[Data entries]
+++++

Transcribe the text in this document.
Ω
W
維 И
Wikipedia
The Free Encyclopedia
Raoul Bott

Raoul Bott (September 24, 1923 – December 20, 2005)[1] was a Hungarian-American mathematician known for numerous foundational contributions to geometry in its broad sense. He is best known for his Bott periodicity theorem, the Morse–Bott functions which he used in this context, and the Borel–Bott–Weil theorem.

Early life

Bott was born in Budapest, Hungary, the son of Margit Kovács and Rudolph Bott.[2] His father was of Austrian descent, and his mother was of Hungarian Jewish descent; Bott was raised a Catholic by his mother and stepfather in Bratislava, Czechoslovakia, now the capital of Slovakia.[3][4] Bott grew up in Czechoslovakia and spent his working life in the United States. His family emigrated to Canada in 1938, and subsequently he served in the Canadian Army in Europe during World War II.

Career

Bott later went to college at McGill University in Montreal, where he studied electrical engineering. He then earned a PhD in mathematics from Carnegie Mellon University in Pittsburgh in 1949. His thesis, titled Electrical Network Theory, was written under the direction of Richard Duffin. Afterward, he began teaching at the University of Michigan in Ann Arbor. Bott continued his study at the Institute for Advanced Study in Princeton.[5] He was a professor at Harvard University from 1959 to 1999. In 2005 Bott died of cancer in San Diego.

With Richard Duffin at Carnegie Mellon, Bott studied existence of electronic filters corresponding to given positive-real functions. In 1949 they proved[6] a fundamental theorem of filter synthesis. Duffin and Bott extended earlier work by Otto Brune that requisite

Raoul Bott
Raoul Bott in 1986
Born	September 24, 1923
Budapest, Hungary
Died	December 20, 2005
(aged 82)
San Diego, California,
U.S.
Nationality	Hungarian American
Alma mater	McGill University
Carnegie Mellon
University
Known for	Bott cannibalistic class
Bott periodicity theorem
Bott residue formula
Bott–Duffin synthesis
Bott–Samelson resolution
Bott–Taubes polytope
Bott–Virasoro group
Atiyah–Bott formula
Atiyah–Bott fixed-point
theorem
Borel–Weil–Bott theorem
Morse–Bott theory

+++++

**Written problem**:
Of the lines in this listing, report how many contain the string "functions", and give the number only.

**Solution to this task**:
2